What you have to do - Extract every line from the records below that contains the word "Unemployed".

Dataset rows:
==*==
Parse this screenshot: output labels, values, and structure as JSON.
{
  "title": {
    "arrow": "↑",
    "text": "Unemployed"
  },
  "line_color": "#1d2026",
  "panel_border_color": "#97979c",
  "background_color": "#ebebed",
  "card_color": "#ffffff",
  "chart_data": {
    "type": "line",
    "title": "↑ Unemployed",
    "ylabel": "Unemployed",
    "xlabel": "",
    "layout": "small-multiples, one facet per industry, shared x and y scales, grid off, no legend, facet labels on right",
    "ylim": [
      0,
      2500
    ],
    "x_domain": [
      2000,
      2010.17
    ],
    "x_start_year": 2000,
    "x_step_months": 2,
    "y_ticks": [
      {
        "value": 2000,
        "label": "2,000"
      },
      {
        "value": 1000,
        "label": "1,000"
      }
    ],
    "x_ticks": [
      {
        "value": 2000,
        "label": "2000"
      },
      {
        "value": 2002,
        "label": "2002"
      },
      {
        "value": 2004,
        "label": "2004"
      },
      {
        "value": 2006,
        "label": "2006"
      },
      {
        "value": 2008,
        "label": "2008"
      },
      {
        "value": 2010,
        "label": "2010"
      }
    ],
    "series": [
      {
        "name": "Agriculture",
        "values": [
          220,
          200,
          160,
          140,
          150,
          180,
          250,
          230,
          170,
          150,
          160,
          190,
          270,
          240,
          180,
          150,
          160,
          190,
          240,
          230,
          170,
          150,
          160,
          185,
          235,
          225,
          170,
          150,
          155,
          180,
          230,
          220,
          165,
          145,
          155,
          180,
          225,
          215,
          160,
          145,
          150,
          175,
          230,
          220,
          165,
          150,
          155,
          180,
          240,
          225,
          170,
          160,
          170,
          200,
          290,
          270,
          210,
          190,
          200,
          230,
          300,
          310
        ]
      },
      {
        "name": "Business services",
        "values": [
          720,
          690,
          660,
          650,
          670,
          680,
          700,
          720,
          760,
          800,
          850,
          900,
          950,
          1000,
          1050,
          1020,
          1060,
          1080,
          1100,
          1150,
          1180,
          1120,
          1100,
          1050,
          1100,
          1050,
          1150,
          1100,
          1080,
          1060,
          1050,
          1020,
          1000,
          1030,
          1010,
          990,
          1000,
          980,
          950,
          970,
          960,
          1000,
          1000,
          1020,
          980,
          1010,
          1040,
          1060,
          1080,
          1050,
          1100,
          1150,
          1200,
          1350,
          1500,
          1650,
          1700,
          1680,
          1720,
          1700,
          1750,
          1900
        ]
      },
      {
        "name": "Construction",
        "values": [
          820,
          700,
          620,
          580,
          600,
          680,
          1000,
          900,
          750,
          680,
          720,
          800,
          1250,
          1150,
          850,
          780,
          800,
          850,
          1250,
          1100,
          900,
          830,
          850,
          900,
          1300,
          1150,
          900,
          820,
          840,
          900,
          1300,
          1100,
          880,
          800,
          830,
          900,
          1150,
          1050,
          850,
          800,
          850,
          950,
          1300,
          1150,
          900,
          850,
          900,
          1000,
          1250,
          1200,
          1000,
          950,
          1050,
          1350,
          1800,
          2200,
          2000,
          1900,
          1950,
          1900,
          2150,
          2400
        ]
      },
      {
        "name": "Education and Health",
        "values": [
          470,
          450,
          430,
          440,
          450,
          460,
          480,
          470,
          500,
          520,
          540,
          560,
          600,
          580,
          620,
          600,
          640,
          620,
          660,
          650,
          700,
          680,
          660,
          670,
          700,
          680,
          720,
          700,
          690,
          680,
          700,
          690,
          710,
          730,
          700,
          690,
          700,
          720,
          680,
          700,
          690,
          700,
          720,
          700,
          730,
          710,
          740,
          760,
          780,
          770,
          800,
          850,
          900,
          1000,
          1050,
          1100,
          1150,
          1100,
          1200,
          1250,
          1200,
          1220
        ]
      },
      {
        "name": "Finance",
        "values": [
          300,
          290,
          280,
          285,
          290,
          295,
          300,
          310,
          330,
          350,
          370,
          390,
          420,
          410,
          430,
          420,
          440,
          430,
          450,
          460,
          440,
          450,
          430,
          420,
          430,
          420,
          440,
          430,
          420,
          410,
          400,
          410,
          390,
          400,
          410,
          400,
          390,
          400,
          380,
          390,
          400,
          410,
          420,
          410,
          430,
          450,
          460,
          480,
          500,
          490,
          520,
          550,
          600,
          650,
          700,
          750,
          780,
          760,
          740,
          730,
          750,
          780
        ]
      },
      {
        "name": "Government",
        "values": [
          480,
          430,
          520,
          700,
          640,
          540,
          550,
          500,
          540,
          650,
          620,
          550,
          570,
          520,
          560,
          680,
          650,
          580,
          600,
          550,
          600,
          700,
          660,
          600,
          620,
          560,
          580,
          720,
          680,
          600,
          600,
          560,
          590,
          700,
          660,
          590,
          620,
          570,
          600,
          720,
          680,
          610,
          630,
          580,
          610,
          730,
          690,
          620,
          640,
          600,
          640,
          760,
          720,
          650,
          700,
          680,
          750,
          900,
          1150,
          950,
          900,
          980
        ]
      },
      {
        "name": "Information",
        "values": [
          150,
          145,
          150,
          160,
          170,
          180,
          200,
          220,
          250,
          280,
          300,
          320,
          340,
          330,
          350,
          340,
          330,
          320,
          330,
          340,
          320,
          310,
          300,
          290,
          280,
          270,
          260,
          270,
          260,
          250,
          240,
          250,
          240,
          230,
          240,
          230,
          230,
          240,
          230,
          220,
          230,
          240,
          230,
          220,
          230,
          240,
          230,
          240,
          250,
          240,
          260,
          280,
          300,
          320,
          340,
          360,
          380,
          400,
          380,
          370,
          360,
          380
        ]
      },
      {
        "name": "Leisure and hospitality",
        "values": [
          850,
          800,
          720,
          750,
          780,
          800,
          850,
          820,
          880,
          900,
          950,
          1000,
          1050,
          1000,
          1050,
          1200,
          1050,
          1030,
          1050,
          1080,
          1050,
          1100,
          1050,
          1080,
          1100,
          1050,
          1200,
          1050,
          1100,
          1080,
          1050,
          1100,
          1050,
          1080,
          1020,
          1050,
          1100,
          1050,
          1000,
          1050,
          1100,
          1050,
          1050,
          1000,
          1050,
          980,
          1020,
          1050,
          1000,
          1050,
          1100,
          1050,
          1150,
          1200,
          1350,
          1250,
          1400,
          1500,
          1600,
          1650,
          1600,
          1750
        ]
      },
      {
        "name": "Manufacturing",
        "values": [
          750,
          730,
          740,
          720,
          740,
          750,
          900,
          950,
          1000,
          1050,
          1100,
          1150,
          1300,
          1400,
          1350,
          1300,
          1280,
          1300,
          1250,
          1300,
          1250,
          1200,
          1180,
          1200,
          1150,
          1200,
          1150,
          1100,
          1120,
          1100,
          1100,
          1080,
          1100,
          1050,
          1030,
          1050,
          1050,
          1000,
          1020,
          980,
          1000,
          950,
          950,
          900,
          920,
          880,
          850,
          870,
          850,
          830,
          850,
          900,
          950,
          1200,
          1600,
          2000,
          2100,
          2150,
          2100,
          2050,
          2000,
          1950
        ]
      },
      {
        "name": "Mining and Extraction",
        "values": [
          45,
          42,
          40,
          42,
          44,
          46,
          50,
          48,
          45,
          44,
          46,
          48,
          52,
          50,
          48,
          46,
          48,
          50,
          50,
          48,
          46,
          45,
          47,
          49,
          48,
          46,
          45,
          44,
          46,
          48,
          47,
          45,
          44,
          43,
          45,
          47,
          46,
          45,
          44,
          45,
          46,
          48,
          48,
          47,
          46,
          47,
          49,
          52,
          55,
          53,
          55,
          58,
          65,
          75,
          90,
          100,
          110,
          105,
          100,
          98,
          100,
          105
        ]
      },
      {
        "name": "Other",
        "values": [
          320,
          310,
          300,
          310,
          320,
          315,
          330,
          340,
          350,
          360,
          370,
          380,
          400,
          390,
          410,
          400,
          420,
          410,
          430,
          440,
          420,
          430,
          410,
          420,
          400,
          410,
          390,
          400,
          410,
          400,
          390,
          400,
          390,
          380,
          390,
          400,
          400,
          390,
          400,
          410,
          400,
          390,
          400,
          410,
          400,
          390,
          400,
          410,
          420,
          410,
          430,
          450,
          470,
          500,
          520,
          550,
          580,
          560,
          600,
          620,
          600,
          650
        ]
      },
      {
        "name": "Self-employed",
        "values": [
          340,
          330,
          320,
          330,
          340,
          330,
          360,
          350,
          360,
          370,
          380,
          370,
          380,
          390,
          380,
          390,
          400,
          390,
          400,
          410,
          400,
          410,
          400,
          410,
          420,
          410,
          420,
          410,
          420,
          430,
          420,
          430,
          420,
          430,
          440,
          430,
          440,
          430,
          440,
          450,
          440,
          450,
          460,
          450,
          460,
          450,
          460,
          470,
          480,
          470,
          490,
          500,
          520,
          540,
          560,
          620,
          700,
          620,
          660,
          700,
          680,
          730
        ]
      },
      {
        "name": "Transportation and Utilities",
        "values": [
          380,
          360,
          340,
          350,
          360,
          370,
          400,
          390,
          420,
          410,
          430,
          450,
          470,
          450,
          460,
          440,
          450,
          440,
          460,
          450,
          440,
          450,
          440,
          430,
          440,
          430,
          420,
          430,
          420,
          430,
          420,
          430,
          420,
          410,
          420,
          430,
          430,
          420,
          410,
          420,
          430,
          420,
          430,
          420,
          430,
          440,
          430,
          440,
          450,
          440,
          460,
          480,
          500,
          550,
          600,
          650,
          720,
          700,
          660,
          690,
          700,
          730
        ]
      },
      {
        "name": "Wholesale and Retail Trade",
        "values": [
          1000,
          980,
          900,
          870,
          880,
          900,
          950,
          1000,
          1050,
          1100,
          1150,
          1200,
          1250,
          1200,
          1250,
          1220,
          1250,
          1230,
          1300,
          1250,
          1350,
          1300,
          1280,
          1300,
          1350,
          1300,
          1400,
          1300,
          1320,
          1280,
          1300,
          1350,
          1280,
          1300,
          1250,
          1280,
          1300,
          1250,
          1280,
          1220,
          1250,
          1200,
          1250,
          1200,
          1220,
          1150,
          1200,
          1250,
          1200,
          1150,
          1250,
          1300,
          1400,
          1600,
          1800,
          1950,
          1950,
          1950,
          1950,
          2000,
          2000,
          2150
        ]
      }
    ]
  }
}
==*==
Answer to this task -
    "text": "Unemployed"
    "title": "↑ Unemployed",
    "ylabel": "Unemployed",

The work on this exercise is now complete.